* **The task**
Report the total number of lines that include the string "likes", without any other text.

-- Begin Provided entries --

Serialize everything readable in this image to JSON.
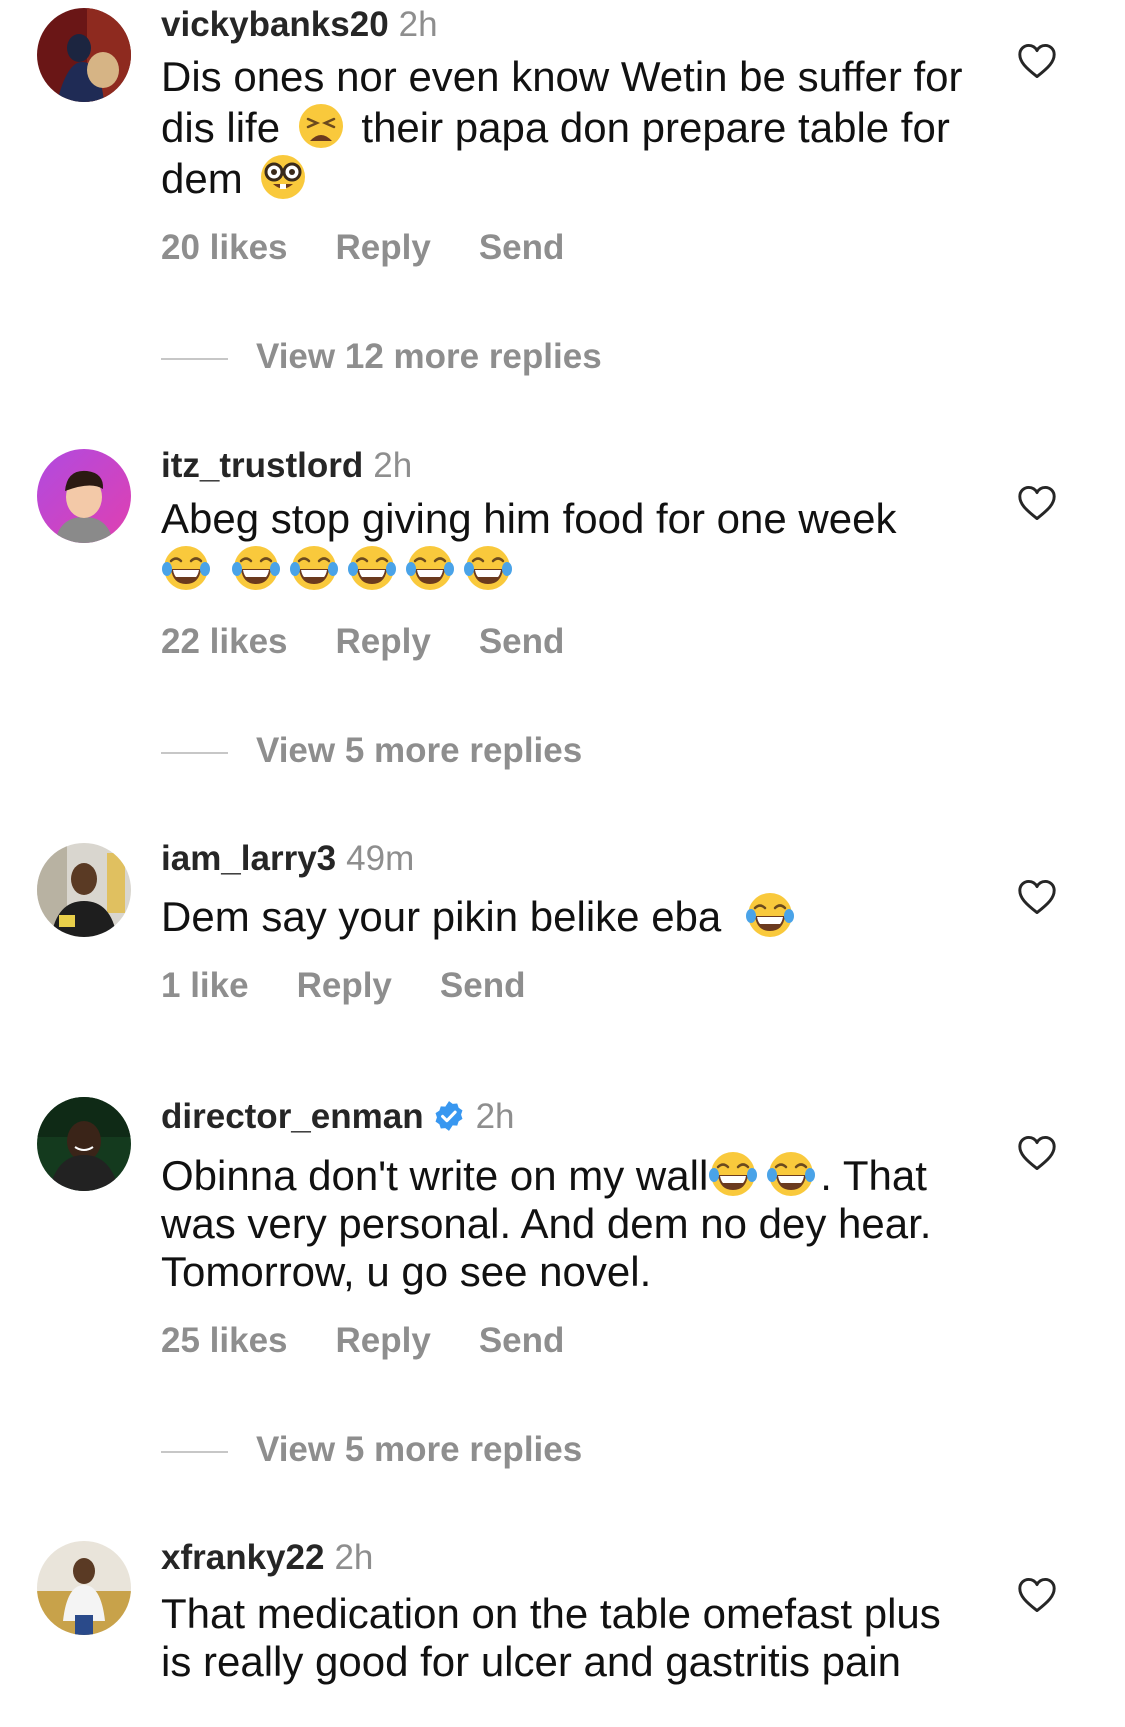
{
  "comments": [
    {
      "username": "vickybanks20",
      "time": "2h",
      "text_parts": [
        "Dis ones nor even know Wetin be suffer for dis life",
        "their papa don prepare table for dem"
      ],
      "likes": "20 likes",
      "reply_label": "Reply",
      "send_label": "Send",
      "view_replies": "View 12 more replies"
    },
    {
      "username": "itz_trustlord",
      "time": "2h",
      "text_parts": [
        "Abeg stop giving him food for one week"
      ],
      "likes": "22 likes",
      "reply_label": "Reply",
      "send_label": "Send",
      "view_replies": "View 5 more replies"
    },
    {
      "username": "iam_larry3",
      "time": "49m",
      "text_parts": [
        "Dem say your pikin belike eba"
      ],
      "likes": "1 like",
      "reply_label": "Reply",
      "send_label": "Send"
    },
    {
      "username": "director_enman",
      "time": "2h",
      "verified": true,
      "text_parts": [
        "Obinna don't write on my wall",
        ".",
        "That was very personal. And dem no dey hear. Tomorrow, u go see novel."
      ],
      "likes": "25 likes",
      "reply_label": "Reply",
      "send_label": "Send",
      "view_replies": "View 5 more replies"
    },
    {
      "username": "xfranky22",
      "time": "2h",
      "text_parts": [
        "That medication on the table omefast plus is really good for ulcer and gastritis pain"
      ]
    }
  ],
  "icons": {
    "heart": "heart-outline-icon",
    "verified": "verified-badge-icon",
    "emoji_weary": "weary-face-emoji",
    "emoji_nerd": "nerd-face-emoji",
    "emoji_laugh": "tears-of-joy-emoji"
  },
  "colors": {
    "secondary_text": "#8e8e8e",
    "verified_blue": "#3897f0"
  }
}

-- End Provided entries --

* **Response to the exercise**
4